Your instructions :: Print the data that follows exactly.

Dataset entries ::
********************
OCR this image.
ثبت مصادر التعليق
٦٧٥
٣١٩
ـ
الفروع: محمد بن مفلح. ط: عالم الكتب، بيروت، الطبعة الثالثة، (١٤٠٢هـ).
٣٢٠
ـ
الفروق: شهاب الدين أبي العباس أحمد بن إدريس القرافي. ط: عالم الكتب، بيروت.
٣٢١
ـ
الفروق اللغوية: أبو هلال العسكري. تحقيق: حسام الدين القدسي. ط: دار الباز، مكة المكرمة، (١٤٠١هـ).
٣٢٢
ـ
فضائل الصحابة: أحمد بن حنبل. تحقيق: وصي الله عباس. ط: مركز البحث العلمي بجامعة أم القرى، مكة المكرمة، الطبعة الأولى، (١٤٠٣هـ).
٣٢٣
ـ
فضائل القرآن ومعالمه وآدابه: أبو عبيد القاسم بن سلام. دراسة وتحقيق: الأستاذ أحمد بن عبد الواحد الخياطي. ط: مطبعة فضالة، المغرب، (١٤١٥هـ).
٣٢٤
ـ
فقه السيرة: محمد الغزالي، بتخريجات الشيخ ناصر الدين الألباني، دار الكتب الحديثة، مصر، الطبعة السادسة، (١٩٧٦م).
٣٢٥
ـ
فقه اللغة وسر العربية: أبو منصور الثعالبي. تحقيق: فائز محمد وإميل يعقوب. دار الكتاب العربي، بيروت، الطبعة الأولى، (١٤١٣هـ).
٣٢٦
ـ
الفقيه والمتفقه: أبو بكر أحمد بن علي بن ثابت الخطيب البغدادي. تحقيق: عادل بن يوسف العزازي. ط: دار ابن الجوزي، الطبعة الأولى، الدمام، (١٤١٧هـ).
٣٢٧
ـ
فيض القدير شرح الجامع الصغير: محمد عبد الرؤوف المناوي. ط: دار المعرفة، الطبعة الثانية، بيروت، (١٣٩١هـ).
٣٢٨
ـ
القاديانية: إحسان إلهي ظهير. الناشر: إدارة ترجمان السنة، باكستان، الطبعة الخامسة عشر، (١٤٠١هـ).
********************
Exercise output ::
OCR this image.
ثبت مصادر التعليق
٦٧٥
٣١٩
ـ
الفروع: محمد بن مفلح. ط: عالم الكتب، بيروت، الطبعة الثالثة، (١٤٠٢هـ).
٣٢٠
ـ
الفروق: شهاب الدين أبي العباس أحمد بن إدريس القرافي. ط: عالم الكتب، بيروت.
٣٢١
ـ
الفروق اللغوية: أبو هلال العسكري. تحقيق: حسام الدين القدسي. ط: دار الباز، مكة المكرمة، (١٤٠١هـ).
٣٢٢
ـ
فضائل الصحابة: أحمد بن حنبل. تحقيق: وصي الله عباس. ط: مركز البحث العلمي بجامعة أم القرى، مكة المكرمة، الطبعة الأولى، (١٤٠٣هـ).
٣٢٣
ـ
فضائل القرآن ومعالمه وآدابه: أبو عبيد القاسم بن سلام. دراسة وتحقيق: الأستاذ أحمد بن عبد الواحد الخياطي. ط: مطبعة فضالة، المغرب، (١٤١٥هـ).
٣٢٤
ـ
فقه السيرة: محمد الغزالي، بتخريجات الشيخ ناصر الدين الألباني، دار الكتب الحديثة، مصر، الطبعة السادسة، (١٩٧٦م).
٣٢٥
ـ
فقه اللغة وسر العربية: أبو منصور الثعالبي. تحقيق: فائز محمد وإميل يعقوب. دار الكتاب العربي، بيروت، الطبعة الأولى، (١٤١٣هـ).
٣٢٦
ـ
الفقيه والمتفقه: أبو بكر أحمد بن علي بن ثابت الخطيب البغدادي. تحقيق: عادل بن يوسف العزازي. ط: دار ابن الجوزي، الطبعة الأولى، الدمام، (١٤١٧هـ).
٣٢٧
ـ
فيض القدير شرح الجامع الصغير: محمد عبد الرؤوف المناوي. ط: دار المعرفة، الطبعة الثانية، بيروت، (١٣٩١هـ).
٣٢٨
ـ
القاديانية: إحسان إلهي ظهير. الناشر: إدارة ترجمان السنة، باكستان، الطبعة الخامسة عشر، (١٤٠١هـ).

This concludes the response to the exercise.